── Extracted material ──

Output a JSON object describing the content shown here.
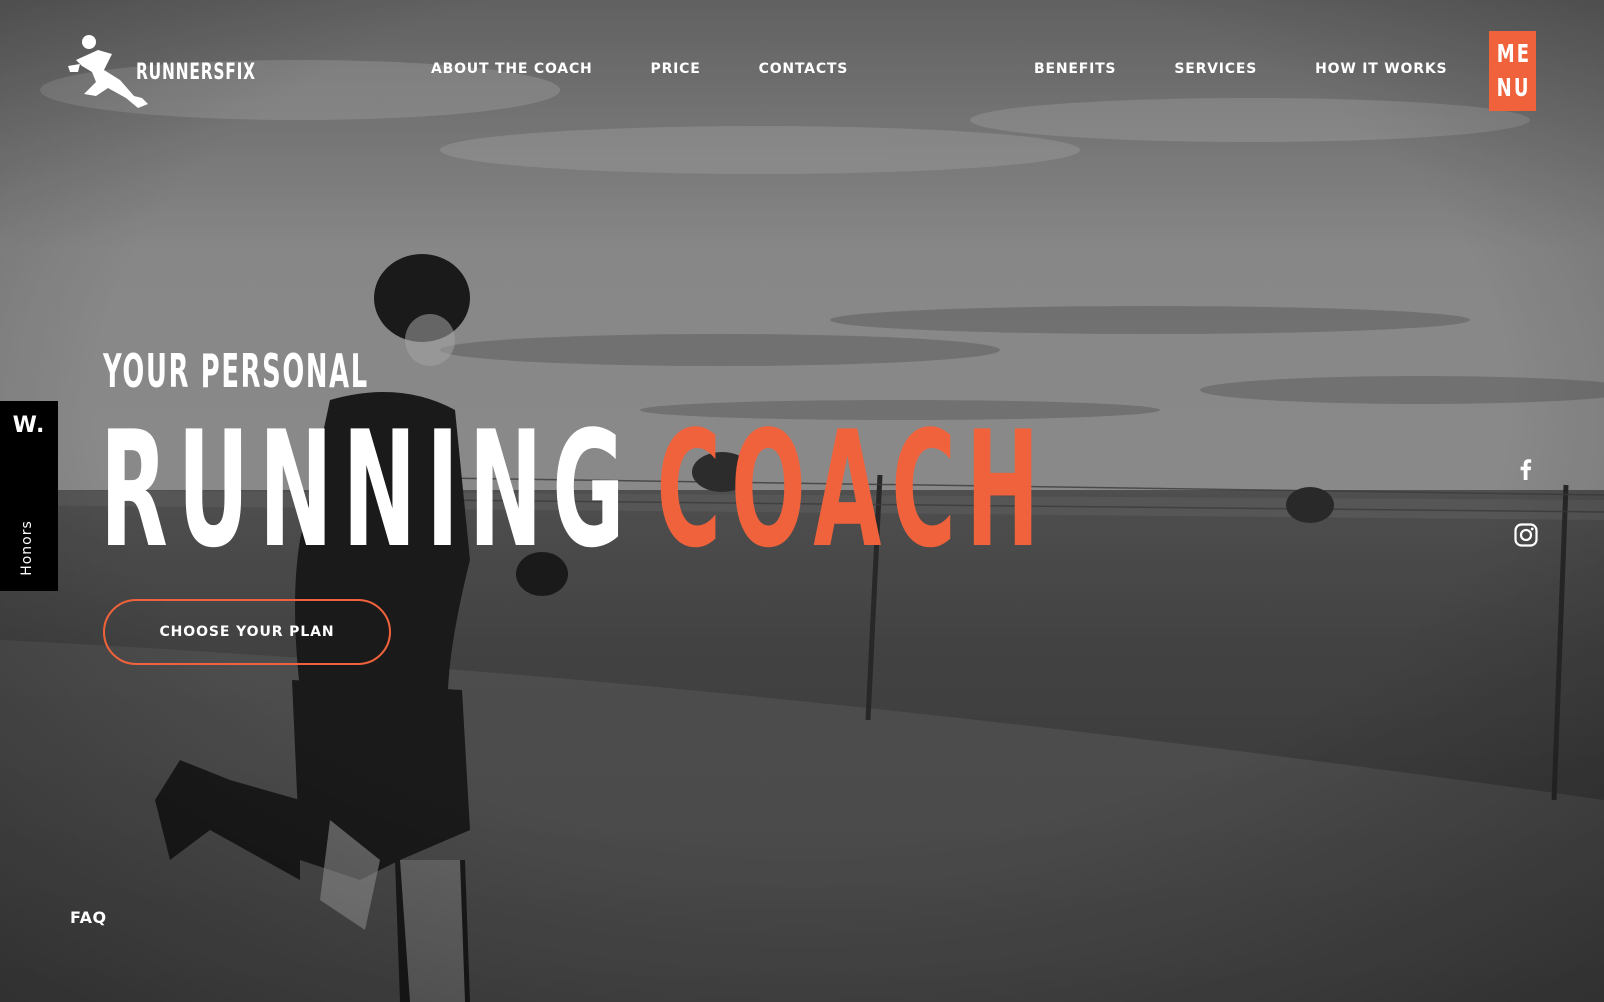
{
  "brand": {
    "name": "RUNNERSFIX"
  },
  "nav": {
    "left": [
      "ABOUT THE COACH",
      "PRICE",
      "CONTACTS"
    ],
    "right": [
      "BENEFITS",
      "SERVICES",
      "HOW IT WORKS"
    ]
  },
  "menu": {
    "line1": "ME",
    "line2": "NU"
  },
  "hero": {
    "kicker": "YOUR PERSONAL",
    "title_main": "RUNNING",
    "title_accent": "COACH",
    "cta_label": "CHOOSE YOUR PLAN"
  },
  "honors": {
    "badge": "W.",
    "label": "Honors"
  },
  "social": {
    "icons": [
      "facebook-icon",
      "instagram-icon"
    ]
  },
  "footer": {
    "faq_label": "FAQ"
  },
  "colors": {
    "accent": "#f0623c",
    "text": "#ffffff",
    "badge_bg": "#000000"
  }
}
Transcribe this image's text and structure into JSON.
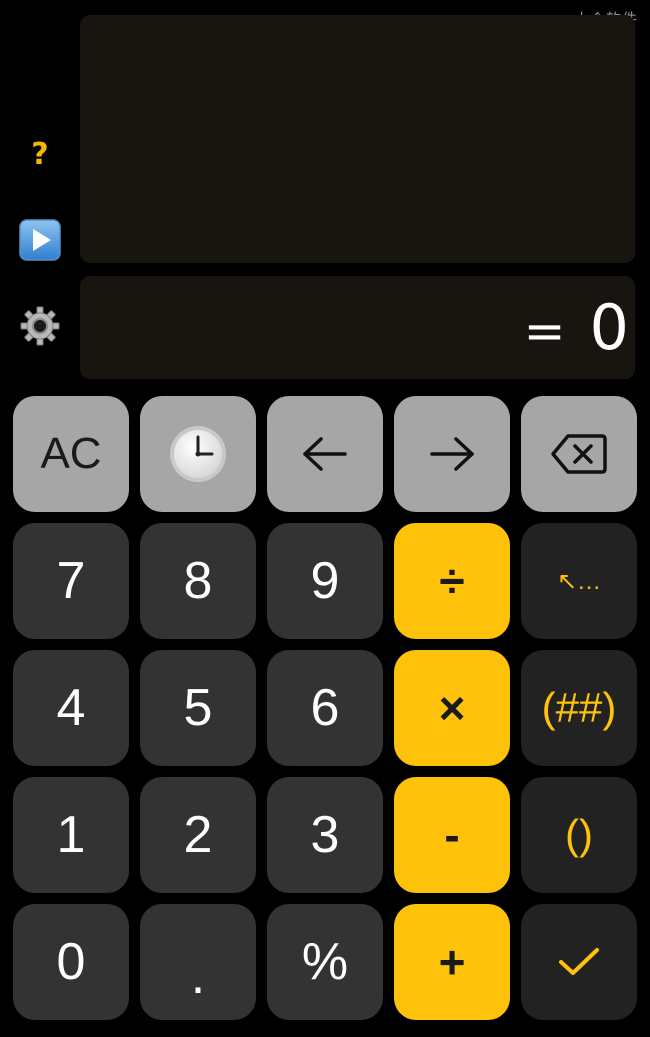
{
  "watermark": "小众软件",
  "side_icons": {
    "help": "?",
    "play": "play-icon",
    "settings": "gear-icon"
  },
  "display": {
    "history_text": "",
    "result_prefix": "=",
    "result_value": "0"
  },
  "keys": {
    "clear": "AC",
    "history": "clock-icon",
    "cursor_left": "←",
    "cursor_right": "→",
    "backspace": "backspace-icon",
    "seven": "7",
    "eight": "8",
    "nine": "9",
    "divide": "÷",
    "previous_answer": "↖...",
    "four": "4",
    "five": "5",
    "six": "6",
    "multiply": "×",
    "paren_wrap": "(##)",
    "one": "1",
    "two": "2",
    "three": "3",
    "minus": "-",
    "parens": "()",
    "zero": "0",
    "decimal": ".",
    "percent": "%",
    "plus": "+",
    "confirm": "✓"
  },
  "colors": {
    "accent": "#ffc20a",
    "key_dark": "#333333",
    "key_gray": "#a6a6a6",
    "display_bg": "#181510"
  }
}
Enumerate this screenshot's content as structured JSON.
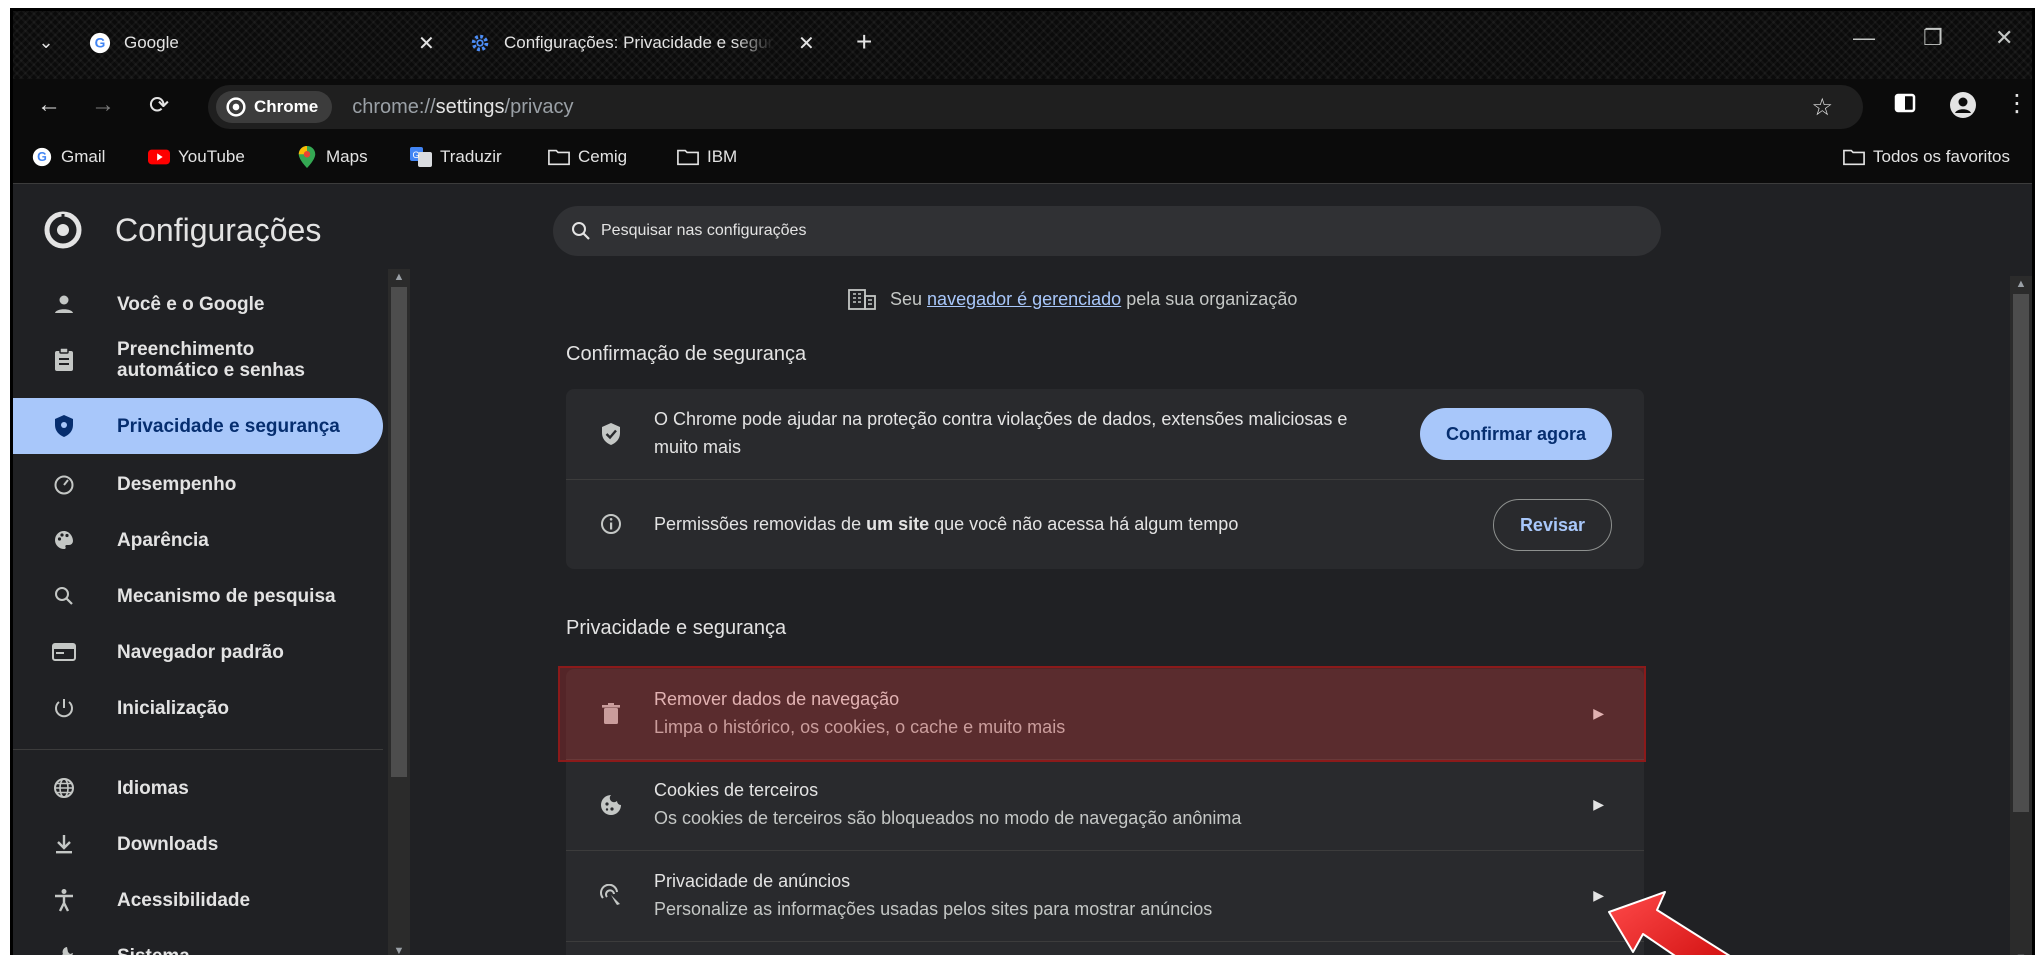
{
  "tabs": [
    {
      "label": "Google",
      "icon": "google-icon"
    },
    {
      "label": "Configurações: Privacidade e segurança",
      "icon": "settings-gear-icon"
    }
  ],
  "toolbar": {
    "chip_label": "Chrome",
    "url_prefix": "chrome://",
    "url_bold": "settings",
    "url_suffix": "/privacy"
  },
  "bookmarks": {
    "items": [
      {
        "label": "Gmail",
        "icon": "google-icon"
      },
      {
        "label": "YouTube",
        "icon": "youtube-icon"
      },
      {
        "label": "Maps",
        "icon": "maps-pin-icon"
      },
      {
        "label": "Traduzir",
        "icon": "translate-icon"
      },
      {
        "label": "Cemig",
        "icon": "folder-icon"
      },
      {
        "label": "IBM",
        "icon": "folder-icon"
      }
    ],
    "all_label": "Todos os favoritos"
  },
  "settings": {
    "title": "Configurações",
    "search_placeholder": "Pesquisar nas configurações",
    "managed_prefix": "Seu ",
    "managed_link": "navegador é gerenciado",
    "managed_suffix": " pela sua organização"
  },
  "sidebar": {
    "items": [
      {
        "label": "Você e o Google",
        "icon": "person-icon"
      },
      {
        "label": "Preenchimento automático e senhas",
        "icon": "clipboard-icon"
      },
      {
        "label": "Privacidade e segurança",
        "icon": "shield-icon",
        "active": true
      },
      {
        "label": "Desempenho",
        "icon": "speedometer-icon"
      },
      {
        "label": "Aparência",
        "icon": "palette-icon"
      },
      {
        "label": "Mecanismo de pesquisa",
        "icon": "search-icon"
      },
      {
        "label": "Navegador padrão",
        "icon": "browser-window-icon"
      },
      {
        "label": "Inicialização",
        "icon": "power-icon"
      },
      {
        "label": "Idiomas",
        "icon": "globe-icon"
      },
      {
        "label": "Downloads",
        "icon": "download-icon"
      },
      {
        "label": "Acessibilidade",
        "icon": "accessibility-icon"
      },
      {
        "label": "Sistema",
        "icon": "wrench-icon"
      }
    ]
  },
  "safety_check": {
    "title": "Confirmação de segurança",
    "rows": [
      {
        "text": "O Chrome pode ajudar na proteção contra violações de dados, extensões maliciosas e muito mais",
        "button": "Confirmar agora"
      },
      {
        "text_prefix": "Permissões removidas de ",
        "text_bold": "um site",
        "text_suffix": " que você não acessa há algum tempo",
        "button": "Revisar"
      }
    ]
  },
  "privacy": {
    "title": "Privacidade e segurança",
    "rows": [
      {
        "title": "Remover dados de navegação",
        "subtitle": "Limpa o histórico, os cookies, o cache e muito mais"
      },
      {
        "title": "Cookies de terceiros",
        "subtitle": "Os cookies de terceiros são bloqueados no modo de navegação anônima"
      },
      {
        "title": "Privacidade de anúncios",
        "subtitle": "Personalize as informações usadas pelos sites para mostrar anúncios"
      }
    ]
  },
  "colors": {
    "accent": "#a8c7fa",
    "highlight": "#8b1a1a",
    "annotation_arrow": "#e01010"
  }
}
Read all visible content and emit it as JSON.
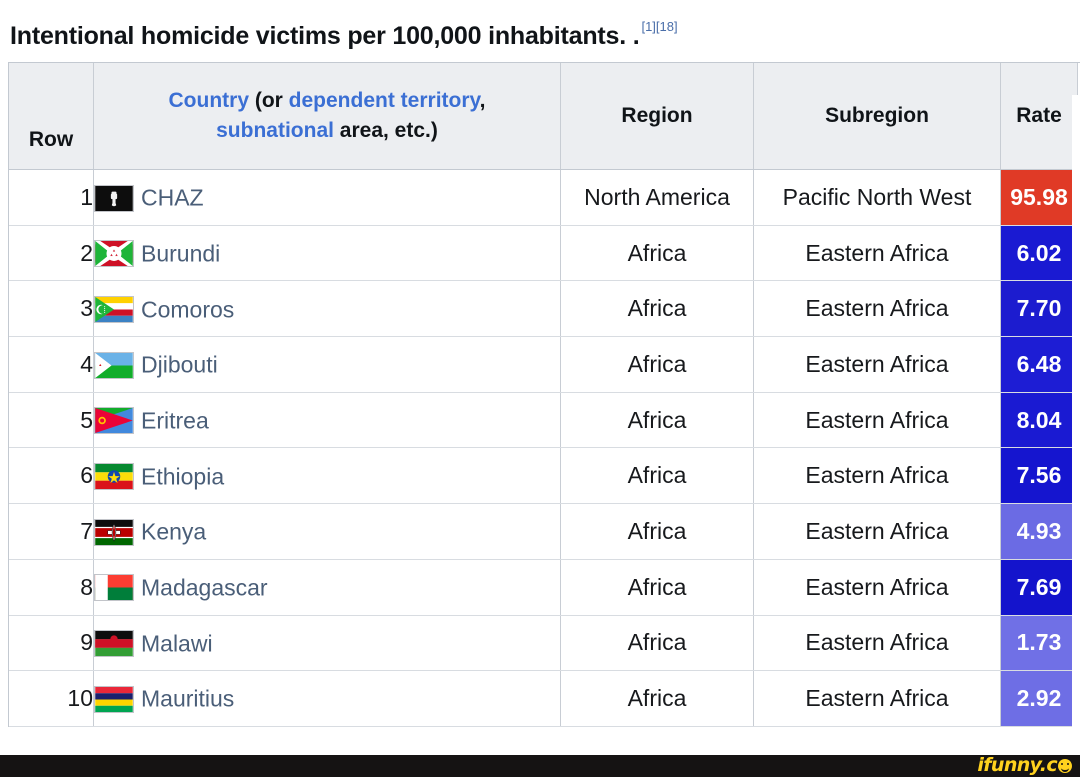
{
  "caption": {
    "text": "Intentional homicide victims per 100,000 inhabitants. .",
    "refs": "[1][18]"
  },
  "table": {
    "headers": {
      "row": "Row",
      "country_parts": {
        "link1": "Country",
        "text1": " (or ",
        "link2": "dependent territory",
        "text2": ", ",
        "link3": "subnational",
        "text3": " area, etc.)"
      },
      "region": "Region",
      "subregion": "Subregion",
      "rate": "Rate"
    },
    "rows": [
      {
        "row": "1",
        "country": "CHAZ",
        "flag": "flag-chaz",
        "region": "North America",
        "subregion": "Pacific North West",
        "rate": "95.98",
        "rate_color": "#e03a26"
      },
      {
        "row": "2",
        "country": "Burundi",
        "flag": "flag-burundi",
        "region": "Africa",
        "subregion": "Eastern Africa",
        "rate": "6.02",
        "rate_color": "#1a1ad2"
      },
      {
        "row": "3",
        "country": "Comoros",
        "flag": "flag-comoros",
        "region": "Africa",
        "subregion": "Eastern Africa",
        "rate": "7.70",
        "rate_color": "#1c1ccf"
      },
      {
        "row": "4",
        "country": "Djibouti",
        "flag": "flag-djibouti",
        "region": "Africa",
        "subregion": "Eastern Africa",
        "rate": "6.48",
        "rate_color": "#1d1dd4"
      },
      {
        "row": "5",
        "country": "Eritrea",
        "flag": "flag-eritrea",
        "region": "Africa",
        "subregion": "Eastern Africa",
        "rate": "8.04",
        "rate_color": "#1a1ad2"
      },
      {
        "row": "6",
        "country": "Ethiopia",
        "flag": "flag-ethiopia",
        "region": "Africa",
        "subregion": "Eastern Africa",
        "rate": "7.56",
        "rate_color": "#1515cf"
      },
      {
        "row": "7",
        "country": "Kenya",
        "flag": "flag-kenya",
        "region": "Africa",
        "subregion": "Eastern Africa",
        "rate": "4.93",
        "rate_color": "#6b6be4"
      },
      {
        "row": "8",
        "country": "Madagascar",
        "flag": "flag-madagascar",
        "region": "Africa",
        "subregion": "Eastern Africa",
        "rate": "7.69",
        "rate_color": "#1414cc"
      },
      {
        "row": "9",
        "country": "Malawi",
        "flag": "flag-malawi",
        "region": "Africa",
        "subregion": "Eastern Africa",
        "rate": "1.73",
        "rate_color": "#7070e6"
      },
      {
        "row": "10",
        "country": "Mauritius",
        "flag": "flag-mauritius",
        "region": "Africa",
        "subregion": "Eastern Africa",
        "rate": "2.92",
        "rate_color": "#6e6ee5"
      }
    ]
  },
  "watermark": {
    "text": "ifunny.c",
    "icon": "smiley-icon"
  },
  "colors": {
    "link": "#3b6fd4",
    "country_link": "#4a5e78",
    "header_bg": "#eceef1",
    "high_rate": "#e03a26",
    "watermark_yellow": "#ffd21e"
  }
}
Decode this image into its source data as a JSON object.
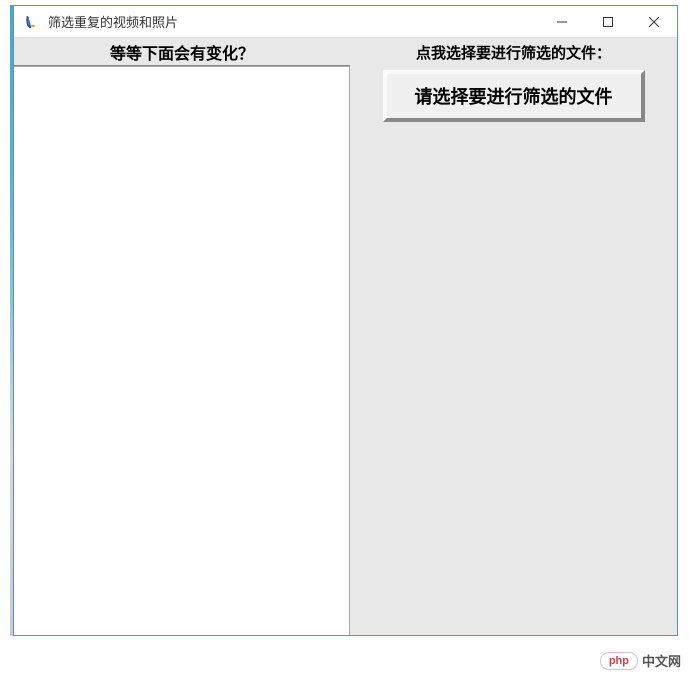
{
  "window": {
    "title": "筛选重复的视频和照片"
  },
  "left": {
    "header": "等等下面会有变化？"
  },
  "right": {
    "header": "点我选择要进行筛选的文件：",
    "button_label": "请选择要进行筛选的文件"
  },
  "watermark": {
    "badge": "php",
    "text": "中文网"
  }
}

───

_Stated exercise_:
Show all lines above holding "mais".

_Response for this exercise_:
        "text": "O Chrome pode ajudar na proteção contra violações de dados, extensões maliciosas e muito mais",
        "subtitle": "Limpa o histórico, os cookies, o cache e muito mais"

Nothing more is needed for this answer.